### [Stated problem]
Each entry below is to be transcribed exactly.

### [Data records]
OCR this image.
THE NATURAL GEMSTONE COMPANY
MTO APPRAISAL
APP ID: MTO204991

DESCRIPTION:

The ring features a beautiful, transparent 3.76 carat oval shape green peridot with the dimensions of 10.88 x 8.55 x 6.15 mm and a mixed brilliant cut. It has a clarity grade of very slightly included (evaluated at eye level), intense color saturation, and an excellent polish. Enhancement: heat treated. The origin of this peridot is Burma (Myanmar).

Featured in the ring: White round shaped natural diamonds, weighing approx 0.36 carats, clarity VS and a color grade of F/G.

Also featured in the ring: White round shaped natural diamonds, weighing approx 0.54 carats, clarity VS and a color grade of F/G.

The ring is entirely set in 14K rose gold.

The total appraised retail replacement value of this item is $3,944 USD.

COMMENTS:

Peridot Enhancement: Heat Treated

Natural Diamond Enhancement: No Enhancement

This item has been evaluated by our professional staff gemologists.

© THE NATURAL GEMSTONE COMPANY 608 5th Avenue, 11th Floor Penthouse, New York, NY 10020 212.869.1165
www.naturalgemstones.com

### [Answer]
OCR this image.
THE NATURAL GEMSTONE COMPANY
MTO APPRAISAL
APP ID: MTO204991

DESCRIPTION:

The ring features a beautiful, transparent 3.76 carat oval shape green peridot with the dimensions of 10.88 x 8.55 x 6.15 mm and a mixed brilliant cut. It has a clarity grade of very slightly included (evaluated at eye level), intense color saturation, and an excellent polish. Enhancement: heat treated. The origin of this peridot is Burma (Myanmar).

Featured in the ring: White round shaped natural diamonds, weighing approx 0.36 carats, clarity VS and a color grade of F/G.

Also featured in the ring: White round shaped natural diamonds, weighing approx 0.54 carats, clarity VS and a color grade of F/G.

The ring is entirely set in 14K rose gold.

The total appraised retail replacement value of this item is $3,944 USD.

COMMENTS:

Peridot Enhancement: Heat Treated

Natural Diamond Enhancement: No Enhancement

This item has been evaluated by our professional staff gemologists.

© THE NATURAL GEMSTONE COMPANY 608 5th Avenue, 11th Floor Penthouse, New York, NY 10020 212.869.1165
www.naturalgemstones.com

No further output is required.